**Extracted data:**
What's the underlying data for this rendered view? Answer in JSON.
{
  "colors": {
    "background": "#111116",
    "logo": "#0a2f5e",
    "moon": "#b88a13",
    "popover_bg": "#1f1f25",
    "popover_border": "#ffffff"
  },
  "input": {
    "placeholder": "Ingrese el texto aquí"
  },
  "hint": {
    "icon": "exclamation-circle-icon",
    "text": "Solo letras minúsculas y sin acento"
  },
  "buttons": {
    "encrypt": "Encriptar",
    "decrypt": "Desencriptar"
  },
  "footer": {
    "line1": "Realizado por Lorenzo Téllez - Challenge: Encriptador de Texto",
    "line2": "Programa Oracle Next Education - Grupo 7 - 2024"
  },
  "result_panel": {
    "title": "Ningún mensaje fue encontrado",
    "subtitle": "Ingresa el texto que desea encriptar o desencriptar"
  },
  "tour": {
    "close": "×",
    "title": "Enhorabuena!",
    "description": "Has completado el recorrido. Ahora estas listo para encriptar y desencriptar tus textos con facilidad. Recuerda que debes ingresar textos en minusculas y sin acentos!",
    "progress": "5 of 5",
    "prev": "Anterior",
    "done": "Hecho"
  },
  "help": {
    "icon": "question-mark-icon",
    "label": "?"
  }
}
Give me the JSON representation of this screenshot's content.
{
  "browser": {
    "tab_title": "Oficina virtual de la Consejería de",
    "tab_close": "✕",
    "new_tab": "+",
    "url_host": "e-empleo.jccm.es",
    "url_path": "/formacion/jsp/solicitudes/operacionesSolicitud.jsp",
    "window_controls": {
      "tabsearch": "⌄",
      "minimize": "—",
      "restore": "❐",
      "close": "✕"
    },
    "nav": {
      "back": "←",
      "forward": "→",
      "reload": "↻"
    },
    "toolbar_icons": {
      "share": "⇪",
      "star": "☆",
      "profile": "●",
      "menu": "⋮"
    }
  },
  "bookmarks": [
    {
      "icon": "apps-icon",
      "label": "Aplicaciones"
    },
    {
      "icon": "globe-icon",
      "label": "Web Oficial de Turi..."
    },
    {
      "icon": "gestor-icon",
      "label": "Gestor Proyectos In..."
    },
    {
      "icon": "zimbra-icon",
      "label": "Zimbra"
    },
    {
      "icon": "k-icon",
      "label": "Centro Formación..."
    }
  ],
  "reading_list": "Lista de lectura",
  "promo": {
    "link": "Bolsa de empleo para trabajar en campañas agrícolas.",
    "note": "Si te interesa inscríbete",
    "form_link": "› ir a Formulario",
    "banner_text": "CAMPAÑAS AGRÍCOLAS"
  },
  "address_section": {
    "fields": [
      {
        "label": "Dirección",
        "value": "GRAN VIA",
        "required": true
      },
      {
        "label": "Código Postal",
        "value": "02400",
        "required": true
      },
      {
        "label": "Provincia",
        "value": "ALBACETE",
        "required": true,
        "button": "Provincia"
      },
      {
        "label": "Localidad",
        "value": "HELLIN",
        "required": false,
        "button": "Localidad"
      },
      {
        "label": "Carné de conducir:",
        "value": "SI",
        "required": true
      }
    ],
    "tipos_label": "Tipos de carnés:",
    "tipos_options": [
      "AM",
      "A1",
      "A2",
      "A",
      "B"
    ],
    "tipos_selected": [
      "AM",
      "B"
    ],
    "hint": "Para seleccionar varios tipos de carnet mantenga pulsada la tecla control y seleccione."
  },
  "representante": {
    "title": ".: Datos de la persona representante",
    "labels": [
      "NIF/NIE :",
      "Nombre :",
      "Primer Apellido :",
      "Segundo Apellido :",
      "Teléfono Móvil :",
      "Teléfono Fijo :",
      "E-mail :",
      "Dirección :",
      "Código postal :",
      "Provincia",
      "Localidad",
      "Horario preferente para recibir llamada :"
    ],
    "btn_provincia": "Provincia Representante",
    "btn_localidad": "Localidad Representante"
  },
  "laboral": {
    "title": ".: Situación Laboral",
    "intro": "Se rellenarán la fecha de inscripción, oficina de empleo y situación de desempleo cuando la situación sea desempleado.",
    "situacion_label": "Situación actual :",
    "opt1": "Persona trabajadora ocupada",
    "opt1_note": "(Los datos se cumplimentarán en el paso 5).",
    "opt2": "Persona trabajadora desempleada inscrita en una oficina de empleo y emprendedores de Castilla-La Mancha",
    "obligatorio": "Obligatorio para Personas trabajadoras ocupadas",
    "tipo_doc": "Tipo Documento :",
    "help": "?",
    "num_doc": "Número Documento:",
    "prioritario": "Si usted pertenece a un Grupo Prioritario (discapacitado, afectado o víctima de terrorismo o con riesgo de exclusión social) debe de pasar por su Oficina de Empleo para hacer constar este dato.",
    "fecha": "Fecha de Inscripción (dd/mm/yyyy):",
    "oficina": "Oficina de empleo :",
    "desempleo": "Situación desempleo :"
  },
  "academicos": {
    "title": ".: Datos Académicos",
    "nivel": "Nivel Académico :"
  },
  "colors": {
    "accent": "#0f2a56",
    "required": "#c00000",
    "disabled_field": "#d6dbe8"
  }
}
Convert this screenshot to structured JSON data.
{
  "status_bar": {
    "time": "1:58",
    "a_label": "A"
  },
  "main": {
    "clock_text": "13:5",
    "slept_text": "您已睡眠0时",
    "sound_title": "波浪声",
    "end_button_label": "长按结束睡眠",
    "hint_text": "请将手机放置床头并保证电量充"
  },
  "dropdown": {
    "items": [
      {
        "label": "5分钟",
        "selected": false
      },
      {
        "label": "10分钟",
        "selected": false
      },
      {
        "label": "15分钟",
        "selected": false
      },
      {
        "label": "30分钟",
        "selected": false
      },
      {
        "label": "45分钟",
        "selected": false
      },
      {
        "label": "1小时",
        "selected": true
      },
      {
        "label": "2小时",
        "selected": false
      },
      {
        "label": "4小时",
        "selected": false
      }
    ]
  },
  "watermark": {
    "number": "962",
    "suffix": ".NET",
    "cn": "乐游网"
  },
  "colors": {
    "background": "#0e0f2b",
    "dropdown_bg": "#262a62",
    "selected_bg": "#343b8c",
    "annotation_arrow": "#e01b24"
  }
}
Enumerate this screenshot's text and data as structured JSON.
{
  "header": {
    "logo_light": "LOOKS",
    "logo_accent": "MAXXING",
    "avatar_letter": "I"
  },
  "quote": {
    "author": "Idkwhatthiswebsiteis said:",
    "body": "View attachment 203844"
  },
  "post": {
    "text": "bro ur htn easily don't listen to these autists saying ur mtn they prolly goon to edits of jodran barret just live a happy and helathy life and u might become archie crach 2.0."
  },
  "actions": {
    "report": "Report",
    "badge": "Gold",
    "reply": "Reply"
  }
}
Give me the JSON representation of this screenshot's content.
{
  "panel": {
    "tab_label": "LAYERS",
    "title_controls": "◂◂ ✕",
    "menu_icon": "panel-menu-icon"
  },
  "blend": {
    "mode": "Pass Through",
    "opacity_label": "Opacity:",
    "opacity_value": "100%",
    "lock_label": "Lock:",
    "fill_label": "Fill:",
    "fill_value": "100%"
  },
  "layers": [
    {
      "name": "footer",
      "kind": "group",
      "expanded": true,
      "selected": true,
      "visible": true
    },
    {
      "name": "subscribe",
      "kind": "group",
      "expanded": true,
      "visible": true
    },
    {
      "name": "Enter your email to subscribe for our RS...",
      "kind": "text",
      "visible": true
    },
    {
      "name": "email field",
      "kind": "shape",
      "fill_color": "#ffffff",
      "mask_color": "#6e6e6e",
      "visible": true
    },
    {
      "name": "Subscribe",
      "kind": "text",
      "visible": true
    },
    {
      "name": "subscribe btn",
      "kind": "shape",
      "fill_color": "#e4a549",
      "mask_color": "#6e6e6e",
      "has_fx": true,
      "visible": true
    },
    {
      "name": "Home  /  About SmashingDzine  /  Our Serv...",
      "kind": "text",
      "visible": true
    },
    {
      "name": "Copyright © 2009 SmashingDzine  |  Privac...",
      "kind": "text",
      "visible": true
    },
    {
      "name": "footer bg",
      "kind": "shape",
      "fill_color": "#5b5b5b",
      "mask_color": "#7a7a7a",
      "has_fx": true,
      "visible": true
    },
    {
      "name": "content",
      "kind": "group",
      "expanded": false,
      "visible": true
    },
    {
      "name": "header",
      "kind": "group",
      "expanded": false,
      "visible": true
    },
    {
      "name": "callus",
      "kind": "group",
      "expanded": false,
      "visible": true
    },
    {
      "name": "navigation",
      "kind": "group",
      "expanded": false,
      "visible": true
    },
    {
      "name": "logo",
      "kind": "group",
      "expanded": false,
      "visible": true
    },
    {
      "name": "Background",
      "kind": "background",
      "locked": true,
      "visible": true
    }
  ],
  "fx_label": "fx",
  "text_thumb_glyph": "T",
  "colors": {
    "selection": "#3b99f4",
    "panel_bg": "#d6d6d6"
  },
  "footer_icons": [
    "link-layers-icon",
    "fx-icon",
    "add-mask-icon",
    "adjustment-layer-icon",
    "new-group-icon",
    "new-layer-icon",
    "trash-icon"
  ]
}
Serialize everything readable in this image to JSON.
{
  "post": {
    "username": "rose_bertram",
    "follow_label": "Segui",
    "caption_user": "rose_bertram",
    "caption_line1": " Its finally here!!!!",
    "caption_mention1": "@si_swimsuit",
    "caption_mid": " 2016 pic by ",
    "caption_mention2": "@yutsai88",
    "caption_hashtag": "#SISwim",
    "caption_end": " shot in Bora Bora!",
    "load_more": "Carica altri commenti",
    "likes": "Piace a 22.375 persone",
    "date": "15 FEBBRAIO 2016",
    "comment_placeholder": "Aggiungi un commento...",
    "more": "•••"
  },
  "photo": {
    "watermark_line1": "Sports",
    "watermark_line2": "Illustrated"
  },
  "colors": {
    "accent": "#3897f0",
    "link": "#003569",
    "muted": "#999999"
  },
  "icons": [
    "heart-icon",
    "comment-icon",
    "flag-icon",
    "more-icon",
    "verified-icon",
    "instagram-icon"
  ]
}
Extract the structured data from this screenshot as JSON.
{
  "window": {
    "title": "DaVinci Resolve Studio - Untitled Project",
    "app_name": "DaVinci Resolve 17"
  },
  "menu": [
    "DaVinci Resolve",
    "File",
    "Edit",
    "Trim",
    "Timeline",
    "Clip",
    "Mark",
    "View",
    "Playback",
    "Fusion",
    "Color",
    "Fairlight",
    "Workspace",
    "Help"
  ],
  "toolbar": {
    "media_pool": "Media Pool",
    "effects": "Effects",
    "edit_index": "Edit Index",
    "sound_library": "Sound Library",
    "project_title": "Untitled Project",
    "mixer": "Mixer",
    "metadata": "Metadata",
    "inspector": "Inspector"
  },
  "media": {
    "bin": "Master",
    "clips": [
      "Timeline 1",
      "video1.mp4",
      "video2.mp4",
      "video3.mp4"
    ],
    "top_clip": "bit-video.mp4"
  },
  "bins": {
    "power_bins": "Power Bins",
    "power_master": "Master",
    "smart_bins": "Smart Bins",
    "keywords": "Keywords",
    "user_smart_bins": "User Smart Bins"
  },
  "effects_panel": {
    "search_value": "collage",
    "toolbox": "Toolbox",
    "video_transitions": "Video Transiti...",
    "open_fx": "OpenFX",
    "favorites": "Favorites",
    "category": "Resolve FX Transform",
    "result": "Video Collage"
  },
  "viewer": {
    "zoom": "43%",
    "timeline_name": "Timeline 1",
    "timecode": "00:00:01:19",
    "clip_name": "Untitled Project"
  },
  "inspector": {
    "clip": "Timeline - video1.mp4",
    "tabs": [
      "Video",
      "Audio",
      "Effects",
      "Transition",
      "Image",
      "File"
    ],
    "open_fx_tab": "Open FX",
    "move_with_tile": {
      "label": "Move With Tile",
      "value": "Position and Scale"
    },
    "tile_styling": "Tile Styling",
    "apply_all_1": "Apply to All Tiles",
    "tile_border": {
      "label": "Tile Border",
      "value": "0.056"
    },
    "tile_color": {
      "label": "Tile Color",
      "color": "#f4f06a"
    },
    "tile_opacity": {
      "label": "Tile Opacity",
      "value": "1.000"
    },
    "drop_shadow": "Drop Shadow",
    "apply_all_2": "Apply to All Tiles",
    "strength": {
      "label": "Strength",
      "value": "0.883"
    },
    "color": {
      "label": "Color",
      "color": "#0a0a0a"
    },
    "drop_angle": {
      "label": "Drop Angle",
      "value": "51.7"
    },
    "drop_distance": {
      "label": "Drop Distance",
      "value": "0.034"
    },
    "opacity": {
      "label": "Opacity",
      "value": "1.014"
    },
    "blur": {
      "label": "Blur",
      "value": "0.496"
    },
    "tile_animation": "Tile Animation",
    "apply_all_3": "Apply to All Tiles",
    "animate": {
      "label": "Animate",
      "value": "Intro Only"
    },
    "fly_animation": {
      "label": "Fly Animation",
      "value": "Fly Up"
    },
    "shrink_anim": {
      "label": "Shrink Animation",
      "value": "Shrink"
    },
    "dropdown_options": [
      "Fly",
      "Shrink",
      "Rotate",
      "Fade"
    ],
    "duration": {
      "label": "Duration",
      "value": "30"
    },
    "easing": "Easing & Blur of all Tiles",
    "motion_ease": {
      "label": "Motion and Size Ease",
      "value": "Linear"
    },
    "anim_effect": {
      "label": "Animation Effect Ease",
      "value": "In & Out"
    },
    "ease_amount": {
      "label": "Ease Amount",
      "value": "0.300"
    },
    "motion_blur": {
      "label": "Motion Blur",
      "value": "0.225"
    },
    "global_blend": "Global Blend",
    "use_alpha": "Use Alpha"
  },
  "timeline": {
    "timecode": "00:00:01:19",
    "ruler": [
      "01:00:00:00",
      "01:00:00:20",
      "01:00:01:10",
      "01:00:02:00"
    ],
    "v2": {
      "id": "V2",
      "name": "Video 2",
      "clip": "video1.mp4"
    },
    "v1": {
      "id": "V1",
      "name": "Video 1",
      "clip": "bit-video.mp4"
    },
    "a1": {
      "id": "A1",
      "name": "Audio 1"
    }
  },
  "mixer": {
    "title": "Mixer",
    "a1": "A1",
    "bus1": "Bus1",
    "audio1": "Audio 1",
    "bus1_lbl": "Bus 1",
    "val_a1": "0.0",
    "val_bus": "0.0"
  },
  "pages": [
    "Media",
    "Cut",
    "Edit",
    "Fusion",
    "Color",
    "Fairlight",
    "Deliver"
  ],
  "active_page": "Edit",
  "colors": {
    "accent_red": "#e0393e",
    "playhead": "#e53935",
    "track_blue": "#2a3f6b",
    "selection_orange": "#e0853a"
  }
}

**What is expected:**
What number of lines in the records contain the word "DaVinci"? Answer with that number alone.

**Result below:**
3